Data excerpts

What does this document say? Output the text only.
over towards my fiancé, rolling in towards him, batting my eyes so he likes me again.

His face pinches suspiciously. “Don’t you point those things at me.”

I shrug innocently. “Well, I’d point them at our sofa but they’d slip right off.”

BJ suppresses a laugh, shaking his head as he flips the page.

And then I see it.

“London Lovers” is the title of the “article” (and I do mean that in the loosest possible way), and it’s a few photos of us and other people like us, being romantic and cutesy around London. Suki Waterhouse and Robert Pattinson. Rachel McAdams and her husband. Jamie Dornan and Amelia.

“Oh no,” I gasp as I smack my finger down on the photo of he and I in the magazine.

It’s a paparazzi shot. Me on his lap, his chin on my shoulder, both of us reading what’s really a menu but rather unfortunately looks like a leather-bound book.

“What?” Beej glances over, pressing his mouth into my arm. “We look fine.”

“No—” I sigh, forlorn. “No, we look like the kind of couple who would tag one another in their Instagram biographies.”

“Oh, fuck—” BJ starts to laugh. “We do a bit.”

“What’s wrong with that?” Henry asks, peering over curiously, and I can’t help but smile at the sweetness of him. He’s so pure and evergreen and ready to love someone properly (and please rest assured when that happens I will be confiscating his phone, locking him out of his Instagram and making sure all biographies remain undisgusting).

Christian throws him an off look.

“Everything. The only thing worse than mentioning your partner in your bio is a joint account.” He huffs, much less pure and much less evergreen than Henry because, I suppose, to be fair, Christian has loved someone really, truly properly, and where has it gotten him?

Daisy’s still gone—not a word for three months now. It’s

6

...

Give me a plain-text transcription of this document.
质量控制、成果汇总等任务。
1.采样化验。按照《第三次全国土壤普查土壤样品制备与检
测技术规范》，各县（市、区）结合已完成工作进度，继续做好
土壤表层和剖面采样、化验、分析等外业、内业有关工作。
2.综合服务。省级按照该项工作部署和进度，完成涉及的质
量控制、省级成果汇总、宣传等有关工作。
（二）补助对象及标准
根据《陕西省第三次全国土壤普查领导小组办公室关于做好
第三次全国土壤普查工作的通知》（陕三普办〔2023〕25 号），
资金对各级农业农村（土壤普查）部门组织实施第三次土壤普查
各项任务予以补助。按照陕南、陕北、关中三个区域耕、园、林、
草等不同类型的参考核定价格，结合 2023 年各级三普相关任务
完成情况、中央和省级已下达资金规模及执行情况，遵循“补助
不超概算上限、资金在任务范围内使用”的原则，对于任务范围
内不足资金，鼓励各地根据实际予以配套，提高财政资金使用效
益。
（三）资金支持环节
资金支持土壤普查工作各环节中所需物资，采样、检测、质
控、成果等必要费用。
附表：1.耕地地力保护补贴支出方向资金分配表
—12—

---

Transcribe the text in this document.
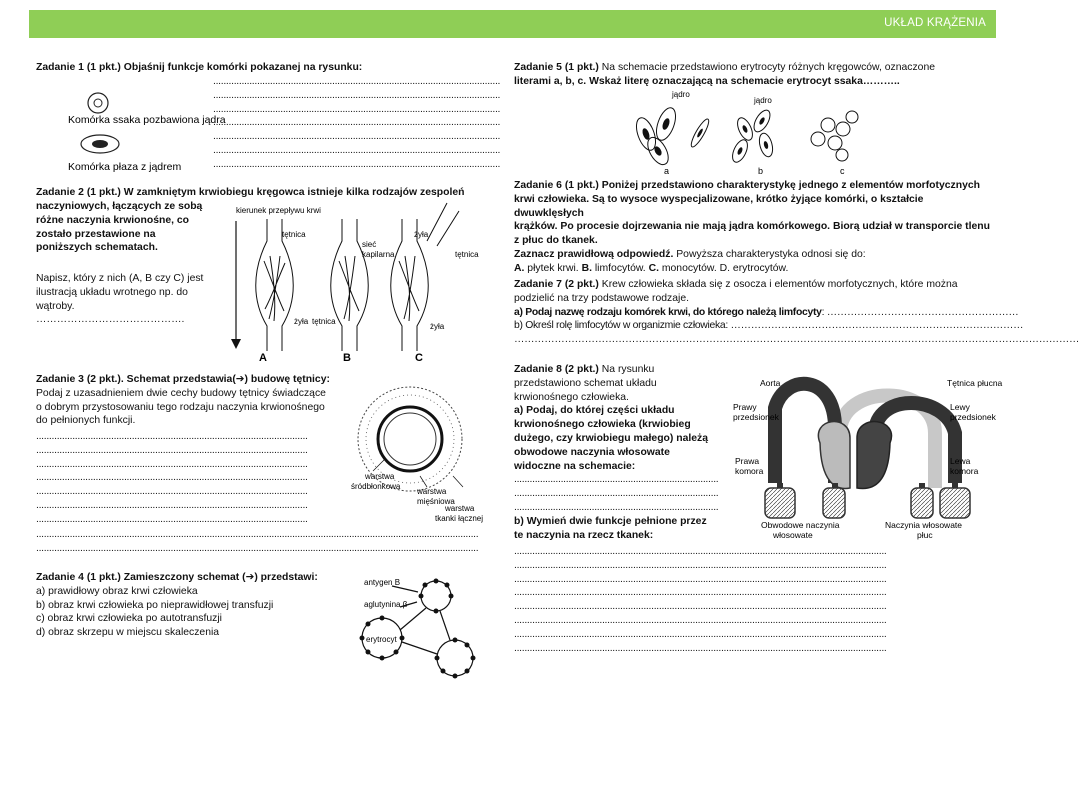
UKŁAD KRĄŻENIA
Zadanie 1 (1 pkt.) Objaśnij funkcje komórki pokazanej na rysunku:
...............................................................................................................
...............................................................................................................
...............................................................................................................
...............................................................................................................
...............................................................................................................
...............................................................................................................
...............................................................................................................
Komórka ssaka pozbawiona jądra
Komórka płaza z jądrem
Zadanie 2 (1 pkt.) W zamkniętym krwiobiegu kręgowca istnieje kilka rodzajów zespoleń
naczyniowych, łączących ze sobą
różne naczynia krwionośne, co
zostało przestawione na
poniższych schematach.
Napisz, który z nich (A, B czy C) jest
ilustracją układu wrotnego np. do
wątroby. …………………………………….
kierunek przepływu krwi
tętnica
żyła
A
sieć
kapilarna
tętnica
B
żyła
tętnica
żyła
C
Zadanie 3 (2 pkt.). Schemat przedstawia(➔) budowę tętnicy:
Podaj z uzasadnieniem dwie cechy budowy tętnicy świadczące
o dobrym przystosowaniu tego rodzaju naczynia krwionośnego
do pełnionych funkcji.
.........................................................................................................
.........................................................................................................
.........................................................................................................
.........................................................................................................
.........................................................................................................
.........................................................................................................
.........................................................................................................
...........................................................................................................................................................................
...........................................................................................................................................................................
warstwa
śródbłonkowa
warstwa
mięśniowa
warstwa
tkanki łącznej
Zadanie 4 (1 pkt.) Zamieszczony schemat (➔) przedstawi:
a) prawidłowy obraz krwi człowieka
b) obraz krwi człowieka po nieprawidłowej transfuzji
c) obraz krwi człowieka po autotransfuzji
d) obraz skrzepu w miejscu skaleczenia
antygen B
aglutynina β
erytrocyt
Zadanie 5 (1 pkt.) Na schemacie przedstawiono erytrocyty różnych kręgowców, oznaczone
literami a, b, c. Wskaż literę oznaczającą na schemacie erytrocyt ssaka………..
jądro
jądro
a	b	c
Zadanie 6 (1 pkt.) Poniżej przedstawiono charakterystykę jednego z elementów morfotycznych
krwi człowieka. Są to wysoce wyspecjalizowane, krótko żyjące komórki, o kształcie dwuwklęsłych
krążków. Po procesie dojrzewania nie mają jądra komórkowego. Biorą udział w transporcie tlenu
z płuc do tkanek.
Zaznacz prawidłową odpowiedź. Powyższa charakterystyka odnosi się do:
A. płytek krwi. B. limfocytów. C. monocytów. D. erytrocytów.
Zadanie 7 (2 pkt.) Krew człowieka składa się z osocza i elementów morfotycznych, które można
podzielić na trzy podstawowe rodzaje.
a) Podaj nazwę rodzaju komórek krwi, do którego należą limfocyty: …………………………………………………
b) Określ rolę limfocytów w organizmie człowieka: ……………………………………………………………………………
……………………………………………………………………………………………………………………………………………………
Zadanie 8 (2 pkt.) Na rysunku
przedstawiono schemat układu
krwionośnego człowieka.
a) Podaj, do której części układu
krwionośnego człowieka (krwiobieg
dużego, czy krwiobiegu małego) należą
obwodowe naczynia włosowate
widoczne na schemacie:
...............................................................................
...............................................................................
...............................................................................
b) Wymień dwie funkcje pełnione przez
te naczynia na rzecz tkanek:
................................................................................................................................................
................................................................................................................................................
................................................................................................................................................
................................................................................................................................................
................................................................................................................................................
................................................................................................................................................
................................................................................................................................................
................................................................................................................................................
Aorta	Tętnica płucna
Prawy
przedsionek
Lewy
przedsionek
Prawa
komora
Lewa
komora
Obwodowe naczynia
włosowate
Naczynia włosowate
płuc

**The exercise**
From the entries above, copy every line that holds the word "limfocytów".

**Completed exercise**
A. płytek krwi. B. limfocytów. C. monocytów. D. erytrocytów.
b) Określ rolę limfocytów w organizmie człowieka: ……………………………………………………………………………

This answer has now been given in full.